** START **

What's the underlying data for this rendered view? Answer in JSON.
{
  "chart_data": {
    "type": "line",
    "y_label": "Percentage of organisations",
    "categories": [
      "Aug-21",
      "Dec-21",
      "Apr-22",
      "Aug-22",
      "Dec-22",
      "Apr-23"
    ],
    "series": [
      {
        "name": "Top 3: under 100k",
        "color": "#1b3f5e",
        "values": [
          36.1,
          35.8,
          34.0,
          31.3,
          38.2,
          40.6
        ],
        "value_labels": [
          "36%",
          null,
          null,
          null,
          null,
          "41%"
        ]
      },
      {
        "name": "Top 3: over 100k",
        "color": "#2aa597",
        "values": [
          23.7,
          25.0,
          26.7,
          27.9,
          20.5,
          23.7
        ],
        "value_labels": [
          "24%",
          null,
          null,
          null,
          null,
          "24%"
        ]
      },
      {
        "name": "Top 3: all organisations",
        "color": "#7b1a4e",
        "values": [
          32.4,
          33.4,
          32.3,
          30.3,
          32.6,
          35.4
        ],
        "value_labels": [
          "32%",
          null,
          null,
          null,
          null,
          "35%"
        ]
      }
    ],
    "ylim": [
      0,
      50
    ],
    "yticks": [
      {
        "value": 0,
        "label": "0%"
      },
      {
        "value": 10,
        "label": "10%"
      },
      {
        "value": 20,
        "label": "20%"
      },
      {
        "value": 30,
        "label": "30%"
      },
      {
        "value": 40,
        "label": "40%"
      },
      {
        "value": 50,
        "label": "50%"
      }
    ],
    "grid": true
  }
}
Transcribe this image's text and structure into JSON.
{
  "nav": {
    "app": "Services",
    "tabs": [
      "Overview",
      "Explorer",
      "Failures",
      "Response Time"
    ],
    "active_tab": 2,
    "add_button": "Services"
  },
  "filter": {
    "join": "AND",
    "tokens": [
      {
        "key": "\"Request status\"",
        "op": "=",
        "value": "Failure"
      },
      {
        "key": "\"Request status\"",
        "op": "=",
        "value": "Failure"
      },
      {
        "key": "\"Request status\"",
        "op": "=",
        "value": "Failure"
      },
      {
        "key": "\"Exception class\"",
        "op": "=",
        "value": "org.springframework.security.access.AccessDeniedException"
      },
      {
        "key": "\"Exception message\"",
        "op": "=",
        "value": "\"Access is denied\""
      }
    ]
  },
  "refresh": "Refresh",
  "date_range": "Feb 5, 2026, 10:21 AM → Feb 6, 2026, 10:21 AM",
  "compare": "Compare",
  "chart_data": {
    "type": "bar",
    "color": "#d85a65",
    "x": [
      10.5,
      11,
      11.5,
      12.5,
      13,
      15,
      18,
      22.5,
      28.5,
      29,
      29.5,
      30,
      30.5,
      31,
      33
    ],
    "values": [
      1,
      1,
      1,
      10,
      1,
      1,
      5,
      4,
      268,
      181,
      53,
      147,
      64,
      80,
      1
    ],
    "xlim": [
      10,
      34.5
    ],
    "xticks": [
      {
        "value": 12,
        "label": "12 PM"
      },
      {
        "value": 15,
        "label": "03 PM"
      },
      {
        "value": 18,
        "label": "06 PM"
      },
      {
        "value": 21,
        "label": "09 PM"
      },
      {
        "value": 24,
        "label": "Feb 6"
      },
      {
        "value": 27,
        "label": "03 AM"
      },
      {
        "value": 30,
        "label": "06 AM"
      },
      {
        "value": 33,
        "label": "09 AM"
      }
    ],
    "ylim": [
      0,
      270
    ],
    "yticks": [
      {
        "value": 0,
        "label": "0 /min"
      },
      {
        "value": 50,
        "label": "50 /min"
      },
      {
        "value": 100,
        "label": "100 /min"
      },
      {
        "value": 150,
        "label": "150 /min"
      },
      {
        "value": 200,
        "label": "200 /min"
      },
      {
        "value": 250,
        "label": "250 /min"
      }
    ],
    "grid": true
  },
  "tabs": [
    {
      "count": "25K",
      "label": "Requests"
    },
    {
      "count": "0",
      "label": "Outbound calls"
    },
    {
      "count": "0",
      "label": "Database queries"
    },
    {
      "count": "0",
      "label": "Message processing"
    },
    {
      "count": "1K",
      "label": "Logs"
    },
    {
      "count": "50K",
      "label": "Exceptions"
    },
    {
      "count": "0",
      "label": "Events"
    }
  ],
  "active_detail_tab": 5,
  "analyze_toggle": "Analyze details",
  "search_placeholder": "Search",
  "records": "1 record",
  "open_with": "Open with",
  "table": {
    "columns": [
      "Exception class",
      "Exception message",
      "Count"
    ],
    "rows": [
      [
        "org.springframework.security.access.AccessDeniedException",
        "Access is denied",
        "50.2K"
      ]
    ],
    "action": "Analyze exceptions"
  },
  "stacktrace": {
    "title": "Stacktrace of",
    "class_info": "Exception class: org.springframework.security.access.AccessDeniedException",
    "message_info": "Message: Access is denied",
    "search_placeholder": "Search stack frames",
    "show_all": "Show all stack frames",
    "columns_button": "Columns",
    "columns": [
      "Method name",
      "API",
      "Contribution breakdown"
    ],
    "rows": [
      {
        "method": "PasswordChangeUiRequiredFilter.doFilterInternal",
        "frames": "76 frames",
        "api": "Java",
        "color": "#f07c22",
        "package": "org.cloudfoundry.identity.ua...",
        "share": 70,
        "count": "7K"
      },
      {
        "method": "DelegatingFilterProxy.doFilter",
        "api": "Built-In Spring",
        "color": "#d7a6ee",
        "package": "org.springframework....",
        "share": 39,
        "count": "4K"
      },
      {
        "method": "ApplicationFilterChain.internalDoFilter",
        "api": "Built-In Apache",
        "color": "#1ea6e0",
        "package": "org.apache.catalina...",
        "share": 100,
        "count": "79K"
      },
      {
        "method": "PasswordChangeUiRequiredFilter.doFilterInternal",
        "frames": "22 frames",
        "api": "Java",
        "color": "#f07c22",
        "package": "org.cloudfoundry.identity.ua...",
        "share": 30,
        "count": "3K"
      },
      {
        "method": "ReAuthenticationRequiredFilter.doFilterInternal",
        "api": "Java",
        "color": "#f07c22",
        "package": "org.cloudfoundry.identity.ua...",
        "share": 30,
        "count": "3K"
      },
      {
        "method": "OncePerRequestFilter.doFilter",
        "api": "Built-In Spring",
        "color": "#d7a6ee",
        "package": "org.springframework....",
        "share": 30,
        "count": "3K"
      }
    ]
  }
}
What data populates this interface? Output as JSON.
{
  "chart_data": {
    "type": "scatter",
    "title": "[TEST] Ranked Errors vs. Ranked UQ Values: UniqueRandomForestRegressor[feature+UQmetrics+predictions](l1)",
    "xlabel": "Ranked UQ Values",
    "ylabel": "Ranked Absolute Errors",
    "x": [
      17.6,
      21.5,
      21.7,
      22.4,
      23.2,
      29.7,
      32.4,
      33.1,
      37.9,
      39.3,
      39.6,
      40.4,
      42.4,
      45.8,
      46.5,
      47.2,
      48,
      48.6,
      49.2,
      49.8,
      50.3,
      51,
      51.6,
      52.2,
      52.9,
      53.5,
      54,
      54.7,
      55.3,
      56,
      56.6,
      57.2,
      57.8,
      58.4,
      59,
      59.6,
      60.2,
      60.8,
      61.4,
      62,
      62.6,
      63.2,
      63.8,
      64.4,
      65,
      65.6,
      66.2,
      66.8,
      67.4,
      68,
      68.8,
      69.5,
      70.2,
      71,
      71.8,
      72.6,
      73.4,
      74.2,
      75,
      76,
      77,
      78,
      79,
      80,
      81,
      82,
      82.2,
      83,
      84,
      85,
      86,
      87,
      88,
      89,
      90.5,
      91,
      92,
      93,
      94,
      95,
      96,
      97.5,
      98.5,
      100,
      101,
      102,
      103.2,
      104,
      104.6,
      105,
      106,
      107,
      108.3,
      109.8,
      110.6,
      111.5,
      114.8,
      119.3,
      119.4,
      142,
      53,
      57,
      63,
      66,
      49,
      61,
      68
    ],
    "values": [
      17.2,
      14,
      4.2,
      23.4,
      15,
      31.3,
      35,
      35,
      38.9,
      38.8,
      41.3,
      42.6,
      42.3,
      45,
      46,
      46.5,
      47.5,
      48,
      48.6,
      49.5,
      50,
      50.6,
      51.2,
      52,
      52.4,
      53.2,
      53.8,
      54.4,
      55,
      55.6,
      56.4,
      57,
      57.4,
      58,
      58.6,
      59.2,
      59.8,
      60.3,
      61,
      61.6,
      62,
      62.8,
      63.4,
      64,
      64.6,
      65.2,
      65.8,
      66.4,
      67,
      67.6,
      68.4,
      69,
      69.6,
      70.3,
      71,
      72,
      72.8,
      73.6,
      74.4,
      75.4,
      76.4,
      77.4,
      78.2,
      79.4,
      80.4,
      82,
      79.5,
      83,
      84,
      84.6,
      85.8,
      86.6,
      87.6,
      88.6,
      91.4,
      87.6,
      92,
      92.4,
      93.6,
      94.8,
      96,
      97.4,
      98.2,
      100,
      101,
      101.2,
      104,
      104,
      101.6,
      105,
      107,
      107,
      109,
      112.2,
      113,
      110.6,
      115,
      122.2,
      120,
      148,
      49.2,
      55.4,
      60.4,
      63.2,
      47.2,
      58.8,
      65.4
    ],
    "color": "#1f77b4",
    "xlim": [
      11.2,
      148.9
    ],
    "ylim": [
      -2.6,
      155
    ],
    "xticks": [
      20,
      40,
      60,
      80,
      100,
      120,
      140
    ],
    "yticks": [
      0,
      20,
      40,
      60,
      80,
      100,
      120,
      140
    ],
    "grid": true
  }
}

** END **

● **To do**
Work out how many lines in the entries hold the string "Errors". Your answer should consist solely of that number.

● **Correct answer**
2